# [Exercise requirements]
Repeat every line below exactly, word for word.

# [Source records]
------------

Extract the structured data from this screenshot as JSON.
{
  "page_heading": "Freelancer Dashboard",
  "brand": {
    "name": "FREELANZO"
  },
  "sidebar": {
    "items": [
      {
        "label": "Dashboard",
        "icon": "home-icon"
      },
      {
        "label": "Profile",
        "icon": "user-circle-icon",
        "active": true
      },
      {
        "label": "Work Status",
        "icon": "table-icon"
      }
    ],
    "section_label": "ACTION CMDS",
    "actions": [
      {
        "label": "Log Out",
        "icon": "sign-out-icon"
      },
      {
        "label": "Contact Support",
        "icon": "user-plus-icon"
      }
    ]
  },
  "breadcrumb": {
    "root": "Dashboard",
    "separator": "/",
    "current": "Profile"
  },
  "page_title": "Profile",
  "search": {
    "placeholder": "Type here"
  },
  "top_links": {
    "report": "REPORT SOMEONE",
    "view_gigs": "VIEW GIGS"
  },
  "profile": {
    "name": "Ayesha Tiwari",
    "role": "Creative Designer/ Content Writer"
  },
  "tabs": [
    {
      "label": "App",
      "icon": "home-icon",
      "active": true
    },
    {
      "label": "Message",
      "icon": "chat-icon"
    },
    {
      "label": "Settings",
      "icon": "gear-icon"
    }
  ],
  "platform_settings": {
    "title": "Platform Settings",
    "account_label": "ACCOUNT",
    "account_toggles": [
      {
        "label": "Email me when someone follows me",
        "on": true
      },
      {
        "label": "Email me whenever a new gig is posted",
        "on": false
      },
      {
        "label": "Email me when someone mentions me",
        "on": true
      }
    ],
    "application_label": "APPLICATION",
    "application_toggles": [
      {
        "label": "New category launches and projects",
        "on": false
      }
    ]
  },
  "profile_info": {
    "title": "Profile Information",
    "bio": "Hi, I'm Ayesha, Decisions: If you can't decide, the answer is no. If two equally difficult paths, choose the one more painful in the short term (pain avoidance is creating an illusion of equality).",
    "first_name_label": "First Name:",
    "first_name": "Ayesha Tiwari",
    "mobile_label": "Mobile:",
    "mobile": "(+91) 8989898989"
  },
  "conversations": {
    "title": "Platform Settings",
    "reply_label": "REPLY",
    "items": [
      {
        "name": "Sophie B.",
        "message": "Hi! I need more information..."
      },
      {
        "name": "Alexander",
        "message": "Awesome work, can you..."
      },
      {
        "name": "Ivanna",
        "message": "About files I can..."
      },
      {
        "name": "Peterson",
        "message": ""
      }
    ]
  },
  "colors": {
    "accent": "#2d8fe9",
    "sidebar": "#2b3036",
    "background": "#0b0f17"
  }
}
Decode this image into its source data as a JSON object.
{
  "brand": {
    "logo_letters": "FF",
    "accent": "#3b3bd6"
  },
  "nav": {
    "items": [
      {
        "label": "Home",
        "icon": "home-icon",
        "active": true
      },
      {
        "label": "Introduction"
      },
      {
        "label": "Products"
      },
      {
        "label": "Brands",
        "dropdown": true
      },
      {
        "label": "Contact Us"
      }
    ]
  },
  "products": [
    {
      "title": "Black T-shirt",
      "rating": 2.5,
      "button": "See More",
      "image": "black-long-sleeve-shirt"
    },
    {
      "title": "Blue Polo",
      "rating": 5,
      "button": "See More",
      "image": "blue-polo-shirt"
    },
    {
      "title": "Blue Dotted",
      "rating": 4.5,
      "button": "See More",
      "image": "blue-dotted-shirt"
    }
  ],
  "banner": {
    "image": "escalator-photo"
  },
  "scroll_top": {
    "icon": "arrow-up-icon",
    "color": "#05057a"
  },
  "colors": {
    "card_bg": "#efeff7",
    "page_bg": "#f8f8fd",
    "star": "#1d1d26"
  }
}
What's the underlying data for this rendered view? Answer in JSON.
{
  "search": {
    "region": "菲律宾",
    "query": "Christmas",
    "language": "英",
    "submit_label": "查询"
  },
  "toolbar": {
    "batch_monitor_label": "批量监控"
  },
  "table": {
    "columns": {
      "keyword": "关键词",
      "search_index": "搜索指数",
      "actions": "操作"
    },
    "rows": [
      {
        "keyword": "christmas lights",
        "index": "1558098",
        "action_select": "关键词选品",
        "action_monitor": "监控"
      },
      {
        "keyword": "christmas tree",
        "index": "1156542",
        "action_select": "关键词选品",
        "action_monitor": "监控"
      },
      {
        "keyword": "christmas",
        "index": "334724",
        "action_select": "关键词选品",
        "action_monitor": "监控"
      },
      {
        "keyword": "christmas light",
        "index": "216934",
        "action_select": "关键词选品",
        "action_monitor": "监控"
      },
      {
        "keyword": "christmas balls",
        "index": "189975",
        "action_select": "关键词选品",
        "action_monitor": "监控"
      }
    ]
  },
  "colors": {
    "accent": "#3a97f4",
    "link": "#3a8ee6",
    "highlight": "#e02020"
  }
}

------------

# [Exercise answer]
Extract the structured data from this screenshot as JSON.
{
  "page_heading": "Freelancer Dashboard",
  "brand": {
    "name": "FREELANZO"
  },
  "sidebar": {
    "items": [
      {
        "label": "Dashboard",
        "icon": "home-icon"
      },
      {
        "label": "Profile",
        "icon": "user-circle-icon",
        "active": true
      },
      {
        "label": "Work Status",
        "icon": "table-icon"
      }
    ],
    "section_label": "ACTION CMDS",
    "actions": [
      {
        "label": "Log Out",
        "icon": "sign-out-icon"
      },
      {
        "label": "Contact Support",
        "icon": "user-plus-icon"
      }
    ]
  },
  "breadcrumb": {
    "root": "Dashboard",
    "separator": "/",
    "current": "Profile"
  },
  "page_title": "Profile",
  "search": {
    "placeholder": "Type here"
  },
  "top_links": {
    "report": "REPORT SOMEONE",
    "view_gigs": "VIEW GIGS"
  },
  "profile": {
    "name": "Ayesha Tiwari",
    "role": "Creative Designer/ Content Writer"
  },
  "tabs": [
    {
      "label": "App",
      "icon": "home-icon",
      "active": true
    },
    {
      "label": "Message",
      "icon": "chat-icon"
    },
    {
      "label": "Settings",
      "icon": "gear-icon"
    }
  ],
  "platform_settings": {
    "title": "Platform Settings",
    "account_label": "ACCOUNT",
    "account_toggles": [
      {
        "label": "Email me when someone follows me",
        "on": true
      },
      {
        "label": "Email me whenever a new gig is posted",
        "on": false
      },
      {
        "label": "Email me when someone mentions me",
        "on": true
      }
    ],
    "application_label": "APPLICATION",
    "application_toggles": [
      {
        "label": "New category launches and projects",
        "on": false
      }
    ]
  },
  "profile_info": {
    "title": "Profile Information",
    "bio": "Hi, I'm Ayesha, Decisions: If you can't decide, the answer is no. If two equally difficult paths, choose the one more painful in the short term (pain avoidance is creating an illusion of equality).",
    "first_name_label": "First Name:",
    "first_name": "Ayesha Tiwari",
    "mobile_label": "Mobile:",
    "mobile": "(+91) 8989898989"
  },
  "conversations": {
    "title": "Platform Settings",
    "reply_label": "REPLY",
    "items": [
      {
        "name": "Sophie B.",
        "message": "Hi! I need more information..."
      },
      {
        "name": "Alexander",
        "message": "Awesome work, can you..."
      },
      {
        "name": "Ivanna",
        "message": "About files I can..."
      },
      {
        "name": "Peterson",
        "message": ""
      }
    ]
  },
  "colors": {
    "accent": "#2d8fe9",
    "sidebar": "#2b3036",
    "background": "#0b0f17"
  }
}
Decode this image into its source data as a JSON object.
{
  "brand": {
    "logo_letters": "FF",
    "accent": "#3b3bd6"
  },
  "nav": {
    "items": [
      {
        "label": "Home",
        "icon": "home-icon",
        "active": true
      },
      {
        "label": "Introduction"
      },
      {
        "label": "Products"
      },
      {
        "label": "Brands",
        "dropdown": true
      },
      {
        "label": "Contact Us"
      }
    ]
  },
  "products": [
    {
      "title": "Black T-shirt",
      "rating": 2.5,
      "button": "See More",
      "image": "black-long-sleeve-shirt"
    },
    {
      "title": "Blue Polo",
      "rating": 5,
      "button": "See More",
      "image": "blue-polo-shirt"
    },
    {
      "title": "Blue Dotted",
      "rating": 4.5,
      "button": "See More",
      "image": "blue-dotted-shirt"
    }
  ],
  "banner": {
    "image": "escalator-photo"
  },
  "scroll_top": {
    "icon": "arrow-up-icon",
    "color": "#05057a"
  },
  "colors": {
    "card_bg": "#efeff7",
    "page_bg": "#f8f8fd",
    "star": "#1d1d26"
  }
}
What's the underlying data for this rendered view? Answer in JSON.
{
  "search": {
    "region": "菲律宾",
    "query": "Christmas",
    "language": "英",
    "submit_label": "查询"
  },
  "toolbar": {
    "batch_monitor_label": "批量监控"
  },
  "table": {
    "columns": {
      "keyword": "关键词",
      "search_index": "搜索指数",
      "actions": "操作"
    },
    "rows": [
      {
        "keyword": "christmas lights",
        "index": "1558098",
        "action_select": "关键词选品",
        "action_monitor": "监控"
      },
      {
        "keyword": "christmas tree",
        "index": "1156542",
        "action_select": "关键词选品",
        "action_monitor": "监控"
      },
      {
        "keyword": "christmas",
        "index": "334724",
        "action_select": "关键词选品",
        "action_monitor": "监控"
      },
      {
        "keyword": "christmas light",
        "index": "216934",
        "action_select": "关键词选品",
        "action_monitor": "监控"
      },
      {
        "keyword": "christmas balls",
        "index": "189975",
        "action_select": "关键词选品",
        "action_monitor": "监控"
      }
    ]
  },
  "colors": {
    "accent": "#3a97f4",
    "link": "#3a8ee6",
    "highlight": "#e02020"
  }
}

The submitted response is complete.